Copy the records that follow exactly as written, but not their pictures.

▶ _A block of data_
--------
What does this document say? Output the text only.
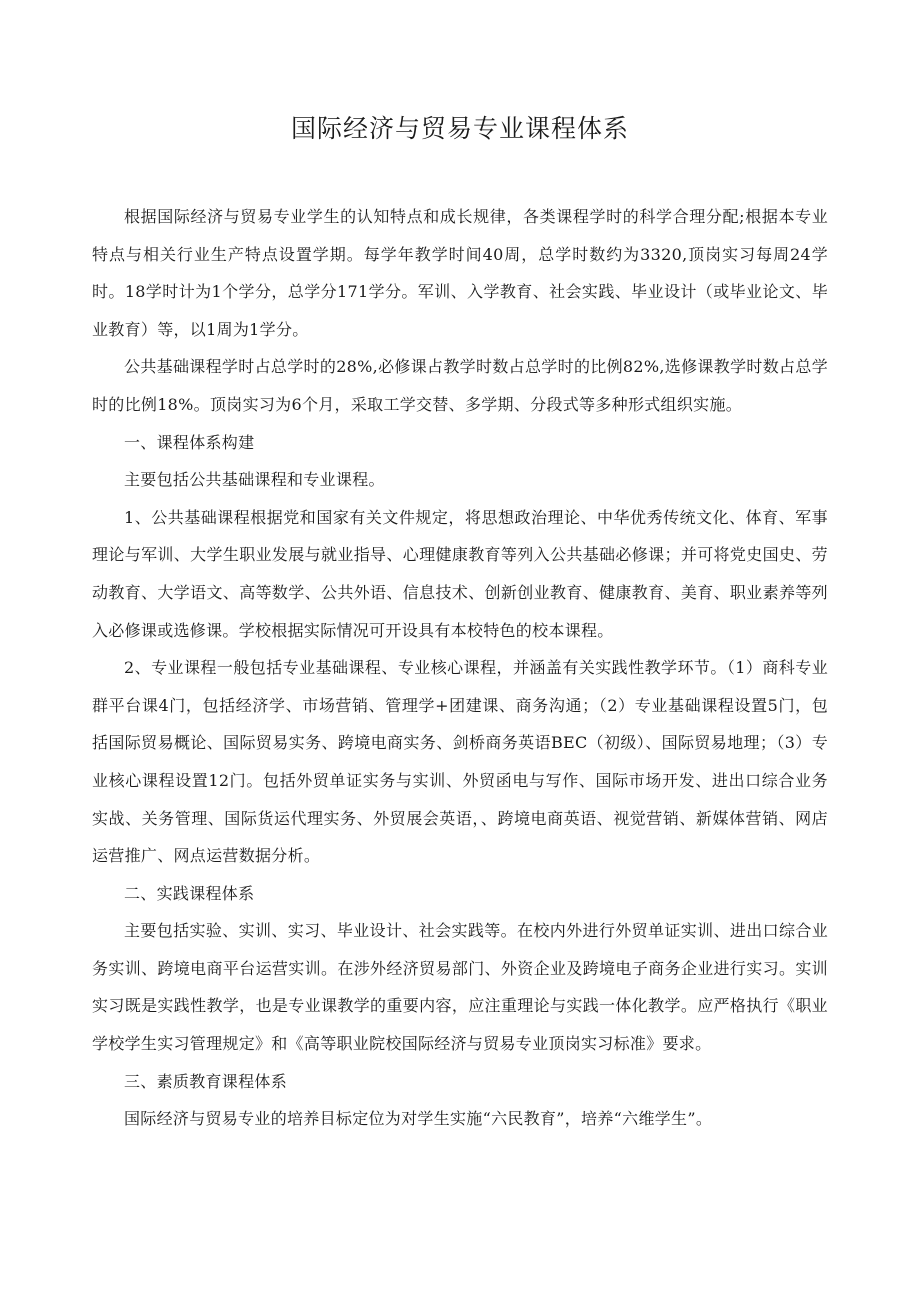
国际经济与贸易专业课程体系

根据国际经济与贸易专业学生的认知特点和成长规律，各类课程学时的科学合理分配;根据本专业特点与相关行业生产特点设置学期。每学年教学时间40周，总学时数约为3320,顶岗实习每周24学时。18学时计为1个学分，总学分171学分。军训、入学教育、社会实践、毕业设计（或毕业论文、毕业教育）等，以1周为1学分。

公共基础课程学时占总学时的28%,必修课占教学时数占总学时的比例82%,选修课教学时数占总学时的比例18%。顶岗实习为6个月，采取工学交替、多学期、分段式等多种形式组织实施。

一、课程体系构建

主要包括公共基础课程和专业课程。

1、公共基础课程根据党和国家有关文件规定，将思想政治理论、中华优秀传统文化、体育、军事理论与军训、大学生职业发展与就业指导、心理健康教育等列入公共基础必修课；并可将党史国史、劳动教育、大学语文、高等数学、公共外语、信息技术、创新创业教育、健康教育、美育、职业素养等列入必修课或选修课。学校根据实际情况可开设具有本校特色的校本课程。

2、专业课程一般包括专业基础课程、专业核心课程，并涵盖有关实践性教学环节。（1）商科专业群平台课4门，包括经济学、市场营销、管理学+团建课、商务沟通；（2）专业基础课程设置5门，包括国际贸易概论、国际贸易实务、跨境电商实务、剑桥商务英语BEC（初级）、国际贸易地理；（3）专业核心课程设置12门。包括外贸单证实务与实训、外贸函电与写作、国际市场开发、进出口综合业务实战、关务管理、国际货运代理实务、外贸展会英语，、跨境电商英语、视觉营销、新媒体营销、网店运营推广、网点运营数据分析。

二、实践课程体系

主要包括实验、实训、实习、毕业设计、社会实践等。在校内外进行外贸单证实训、进出口综合业务实训、跨境电商平台运营实训。在涉外经济贸易部门、外资企业及跨境电子商务企业进行实习。实训实习既是实践性教学，也是专业课教学的重要内容，应注重理论与实践一体化教学。应严格执行《职业学校学生实习管理规定》和《高等职业院校国际经济与贸易专业顶岗实习标准》要求。

三、素质教育课程体系

国际经济与贸易专业的培养目标定位为对学生实施“六民教育”，培养“六维学生”。
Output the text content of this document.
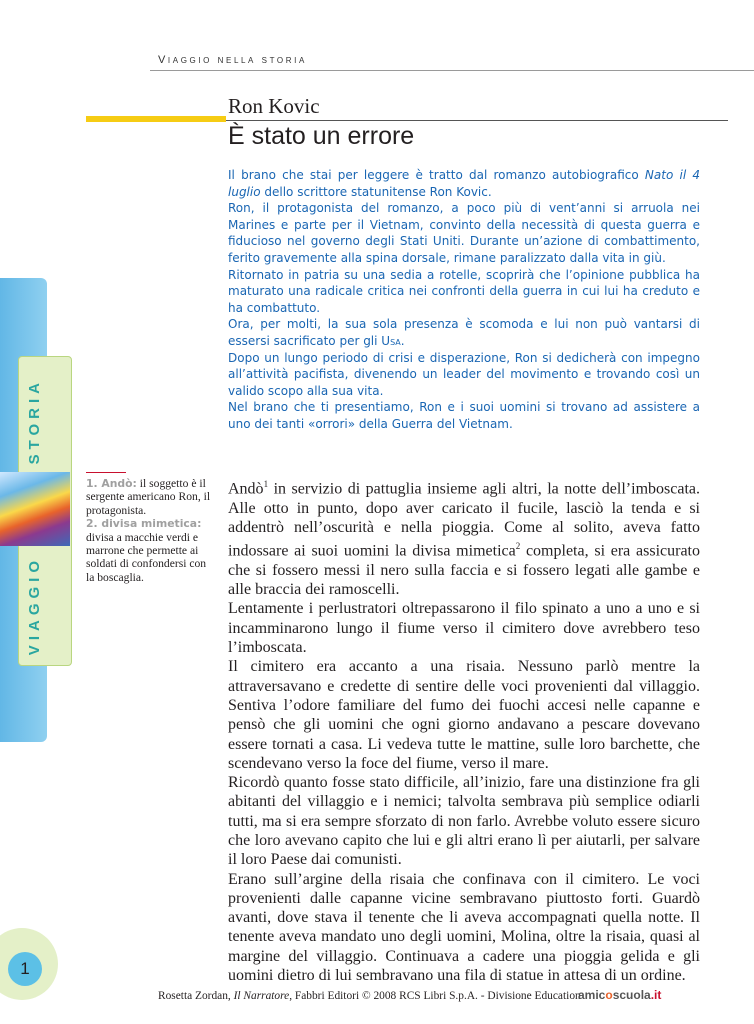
Viaggio nella storia
Ron Kovic
È stato un errore

Il brano che stai per leggere è tratto dal romanzo autobiografico Nato il 4 luglio dello scrittore statunitense Ron Kovic.

Ron, il protagonista del romanzo, a poco più di vent’anni si arruola nei Marines e parte per il Vietnam, convinto della necessità di questa guerra e fiducioso nel governo degli Stati Uniti. Durante un’azione di combattimento, ferito gravemente alla spina dorsale, rimane paralizzato dalla vita in giù.

Ritornato in patria su una sedia a rotelle, scoprirà che l’opinione pubblica ha maturato una radicale critica nei confronti della guerra in cui lui ha creduto e ha combattuto.

Ora, per molti, la sua sola presenza è scomoda e lui non può vantarsi di essersi sacrificato per gli Usa.

Dopo un lungo periodo di crisi e disperazione, Ron si dedicherà con impegno all’attività pacifista, divenendo un leader del movimento e trovando così un valido scopo alla sua vita.

Nel brano che ti presentiamo, Ron e i suoi uomini si trovano ad assistere a uno dei tanti «orrori» della Guerra del Vietnam.

STORIA
VIAGGIO

1. Andò: il soggetto è il sergente americano Ron, il protagonista.

2. divisa mimetica: divisa a macchie verdi e marrone che permette ai soldati di confondersi con la boscaglia.

Andò$^1$ in servizio di pattuglia insieme agli altri, la notte dell’imboscata. Alle otto in punto, dopo aver caricato il fucile, lasciò la tenda e si addentrò nell’oscurità e nella pioggia. Come al solito, aveva fatto indossare ai suoi uomini la divisa mimetica$^2$ completa, si era assicurato che si fossero messi il nero sulla faccia e si fossero legati alle gambe e alle braccia dei ramoscelli.

Lentamente i perlustratori oltrepassarono il filo spinato a uno a uno e si incamminarono lungo il fiume verso il cimitero dove avrebbero teso l’imboscata.

Il cimitero era accanto a una risaia. Nessuno parlò mentre la attraversavano e credette di sentire delle voci provenienti dal villaggio. Sentiva l’odore familiare del fumo dei fuochi accesi nelle capanne e pensò che gli uomini che ogni giorno andavano a pescare dovevano essere tornati a casa. Li vedeva tutte le mattine, sulle loro barchette, che scendevano verso la foce del fiume, verso il mare.

Ricordò quanto fosse stato difficile, all’inizio, fare una distinzione fra gli abitanti del villaggio e i nemici; talvolta sembrava più semplice odiarli tutti, ma si era sempre sforzato di non farlo. Avrebbe voluto essere sicuro che loro avevano capito che lui e gli altri erano lì per aiutarli, per salvare il loro Paese dai comunisti.

Erano sull’argine della risaia che confinava con il cimitero. Le voci provenienti dalle capanne vicine sembravano piuttosto forti. Guardò avanti, dove stava il tenente che li aveva accompagnati quella notte. Il tenente aveva mandato uno degli uomini, Molina, oltre la risaia, quasi al margine del villaggio. Continuava a cadere una pioggia gelida e gli uomini dietro di lui sembravano una fila di statue in attesa di un ordine.

1
Rosetta Zordan, Il Narratore, Fabbri Editori © 2008 RCS Libri S.p.A. - Divisione Education
amicoscuola.it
--------
▶ _Written solution_
What does this document say? Output the text only.
国际经济与贸易专业课程体系

根据国际经济与贸易专业学生的认知特点和成长规律，各类课程学时的科学合理分配;根据本专业特点与相关行业生产特点设置学期。每学年教学时间40周，总学时数约为3320,顶岗实习每周24学时。18学时计为1个学分，总学分171学分。军训、入学教育、社会实践、毕业设计（或毕业论文、毕业教育）等，以1周为1学分。

公共基础课程学时占总学时的28%,必修课占教学时数占总学时的比例82%,选修课教学时数占总学时的比例18%。顶岗实习为6个月，采取工学交替、多学期、分段式等多种形式组织实施。

一、课程体系构建

主要包括公共基础课程和专业课程。

1、公共基础课程根据党和国家有关文件规定，将思想政治理论、中华优秀传统文化、体育、军事理论与军训、大学生职业发展与就业指导、心理健康教育等列入公共基础必修课；并可将党史国史、劳动教育、大学语文、高等数学、公共外语、信息技术、创新创业教育、健康教育、美育、职业素养等列入必修课或选修课。学校根据实际情况可开设具有本校特色的校本课程。

2、专业课程一般包括专业基础课程、专业核心课程，并涵盖有关实践性教学环节。（1）商科专业群平台课4门，包括经济学、市场营销、管理学+团建课、商务沟通；（2）专业基础课程设置5门，包括国际贸易概论、国际贸易实务、跨境电商实务、剑桥商务英语BEC（初级）、国际贸易地理；（3）专业核心课程设置12门。包括外贸单证实务与实训、外贸函电与写作、国际市场开发、进出口综合业务实战、关务管理、国际货运代理实务、外贸展会英语，、跨境电商英语、视觉营销、新媒体营销、网店运营推广、网点运营数据分析。

二、实践课程体系

主要包括实验、实训、实习、毕业设计、社会实践等。在校内外进行外贸单证实训、进出口综合业务实训、跨境电商平台运营实训。在涉外经济贸易部门、外资企业及跨境电子商务企业进行实习。实训实习既是实践性教学，也是专业课教学的重要内容，应注重理论与实践一体化教学。应严格执行《职业学校学生实习管理规定》和《高等职业院校国际经济与贸易专业顶岗实习标准》要求。

三、素质教育课程体系

国际经济与贸易专业的培养目标定位为对学生实施“六民教育”，培养“六维学生”。
Output the text content of this document.
Viaggio nella storia
Ron Kovic
È stato un errore

Il brano che stai per leggere è tratto dal romanzo autobiografico Nato il 4 luglio dello scrittore statunitense Ron Kovic.

Ron, il protagonista del romanzo, a poco più di vent’anni si arruola nei Marines e parte per il Vietnam, convinto della necessità di questa guerra e fiducioso nel governo degli Stati Uniti. Durante un’azione di combattimento, ferito gravemente alla spina dorsale, rimane paralizzato dalla vita in giù.

Ritornato in patria su una sedia a rotelle, scoprirà che l’opinione pubblica ha maturato una radicale critica nei confronti della guerra in cui lui ha creduto e ha combattuto.

Ora, per molti, la sua sola presenza è scomoda e lui non può vantarsi di essersi sacrificato per gli Usa.

Dopo un lungo periodo di crisi e disperazione, Ron si dedicherà con impegno all’attività pacifista, divenendo un leader del movimento e trovando così un valido scopo alla sua vita.

Nel brano che ti presentiamo, Ron e i suoi uomini si trovano ad assistere a uno dei tanti «orrori» della Guerra del Vietnam.

STORIA
VIAGGIO

1. Andò: il soggetto è il sergente americano Ron, il protagonista.

2. divisa mimetica: divisa a macchie verdi e marrone che permette ai soldati di confondersi con la boscaglia.

Andò$^1$ in servizio di pattuglia insieme agli altri, la notte dell’imboscata. Alle otto in punto, dopo aver caricato il fucile, lasciò la tenda e si addentrò nell’oscurità e nella pioggia. Come al solito, aveva fatto indossare ai suoi uomini la divisa mimetica$^2$ completa, si era assicurato che si fossero messi il nero sulla faccia e si fossero legati alle gambe e alle braccia dei ramoscelli.

Lentamente i perlustratori oltrepassarono il filo spinato a uno a uno e si incamminarono lungo il fiume verso il cimitero dove avrebbero teso l’imboscata.

Il cimitero era accanto a una risaia. Nessuno parlò mentre la attraversavano e credette di sentire delle voci provenienti dal villaggio. Sentiva l’odore familiare del fumo dei fuochi accesi nelle capanne e pensò che gli uomini che ogni giorno andavano a pescare dovevano essere tornati a casa. Li vedeva tutte le mattine, sulle loro barchette, che scendevano verso la foce del fiume, verso il mare.

Ricordò quanto fosse stato difficile, all’inizio, fare una distinzione fra gli abitanti del villaggio e i nemici; talvolta sembrava più semplice odiarli tutti, ma si era sempre sforzato di non farlo. Avrebbe voluto essere sicuro che loro avevano capito che lui e gli altri erano lì per aiutarli, per salvare il loro Paese dai comunisti.

Erano sull’argine della risaia che confinava con il cimitero. Le voci provenienti dalle capanne vicine sembravano piuttosto forti. Guardò avanti, dove stava il tenente che li aveva accompagnati quella notte. Il tenente aveva mandato uno degli uomini, Molina, oltre la risaia, quasi al margine del villaggio. Continuava a cadere una pioggia gelida e gli uomini dietro di lui sembravano una fila di statue in attesa di un ordine.

1
Rosetta Zordan, Il Narratore, Fabbri Editori © 2008 RCS Libri S.p.A. - Divisione Education
amicoscuola.it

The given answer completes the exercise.